Task details |
Look over the lines below. Report each one that includes the string "حواله".

Dataset items |

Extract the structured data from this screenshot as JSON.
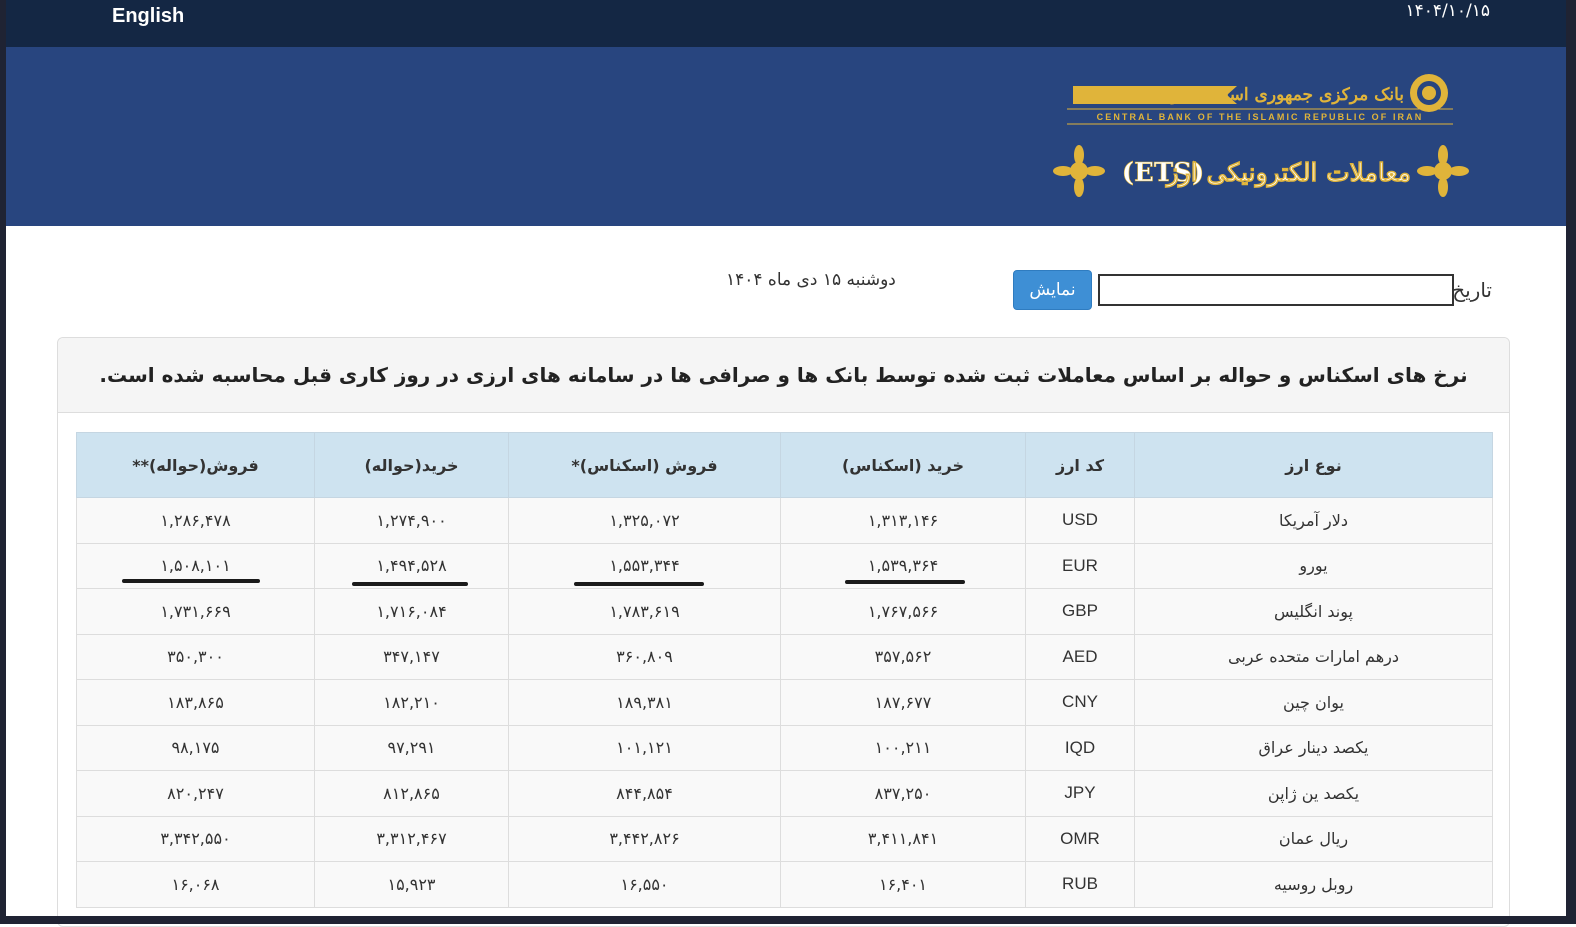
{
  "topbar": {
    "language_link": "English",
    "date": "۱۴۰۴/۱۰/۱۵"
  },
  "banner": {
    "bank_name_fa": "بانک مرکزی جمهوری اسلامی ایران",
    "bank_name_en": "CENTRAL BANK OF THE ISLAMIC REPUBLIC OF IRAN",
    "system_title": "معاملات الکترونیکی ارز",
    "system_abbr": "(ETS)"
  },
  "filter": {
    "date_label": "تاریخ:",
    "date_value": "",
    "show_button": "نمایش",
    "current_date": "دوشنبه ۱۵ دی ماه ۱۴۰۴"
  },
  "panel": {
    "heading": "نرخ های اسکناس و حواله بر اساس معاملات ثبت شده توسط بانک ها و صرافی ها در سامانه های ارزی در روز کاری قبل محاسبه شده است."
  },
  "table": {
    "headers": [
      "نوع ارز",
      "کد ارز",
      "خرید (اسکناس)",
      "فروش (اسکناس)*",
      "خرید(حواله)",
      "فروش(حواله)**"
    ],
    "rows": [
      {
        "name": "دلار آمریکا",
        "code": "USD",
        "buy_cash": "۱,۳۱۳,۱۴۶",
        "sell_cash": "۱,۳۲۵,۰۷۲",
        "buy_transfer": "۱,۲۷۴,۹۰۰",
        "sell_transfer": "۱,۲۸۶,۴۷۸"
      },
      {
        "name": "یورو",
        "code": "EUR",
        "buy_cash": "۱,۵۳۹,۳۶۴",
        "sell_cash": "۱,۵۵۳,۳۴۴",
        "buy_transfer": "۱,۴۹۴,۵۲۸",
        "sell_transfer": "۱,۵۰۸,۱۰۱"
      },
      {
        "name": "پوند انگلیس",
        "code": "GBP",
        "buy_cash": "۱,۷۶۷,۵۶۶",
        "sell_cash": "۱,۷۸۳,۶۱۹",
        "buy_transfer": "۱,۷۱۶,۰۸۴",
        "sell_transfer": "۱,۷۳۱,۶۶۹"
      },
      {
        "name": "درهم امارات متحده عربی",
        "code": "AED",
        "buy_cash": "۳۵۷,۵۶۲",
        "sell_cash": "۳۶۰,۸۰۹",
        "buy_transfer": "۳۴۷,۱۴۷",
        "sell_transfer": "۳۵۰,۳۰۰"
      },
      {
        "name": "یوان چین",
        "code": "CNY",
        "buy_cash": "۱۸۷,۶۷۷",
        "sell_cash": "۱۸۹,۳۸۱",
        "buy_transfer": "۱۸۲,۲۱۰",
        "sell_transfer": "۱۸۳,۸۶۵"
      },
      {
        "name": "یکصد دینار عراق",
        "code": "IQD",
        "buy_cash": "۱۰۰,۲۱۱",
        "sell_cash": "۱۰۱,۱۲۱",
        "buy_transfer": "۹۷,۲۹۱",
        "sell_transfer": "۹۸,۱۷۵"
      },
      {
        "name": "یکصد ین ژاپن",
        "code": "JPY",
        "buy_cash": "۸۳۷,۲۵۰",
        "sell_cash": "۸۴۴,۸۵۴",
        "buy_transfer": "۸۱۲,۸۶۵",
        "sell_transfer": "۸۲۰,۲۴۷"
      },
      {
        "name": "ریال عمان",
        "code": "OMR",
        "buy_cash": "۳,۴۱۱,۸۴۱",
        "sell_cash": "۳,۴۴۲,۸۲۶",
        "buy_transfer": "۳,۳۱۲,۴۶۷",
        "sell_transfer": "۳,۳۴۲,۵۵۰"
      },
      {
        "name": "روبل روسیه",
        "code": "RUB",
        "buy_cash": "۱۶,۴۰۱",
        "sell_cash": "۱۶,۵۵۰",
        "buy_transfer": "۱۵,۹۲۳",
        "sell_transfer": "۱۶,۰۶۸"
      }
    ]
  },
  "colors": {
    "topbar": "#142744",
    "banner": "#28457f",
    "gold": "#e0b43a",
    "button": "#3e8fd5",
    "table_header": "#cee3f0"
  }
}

Output below |
    "heading": "نرخ های اسکناس و حواله بر اساس معاملات ثبت شده توسط بانک ها و صرافی ها در سامانه های ارزی در روز کاری قبل محاسبه شده است."
      "خرید(حواله)",
      "فروش(حواله)**"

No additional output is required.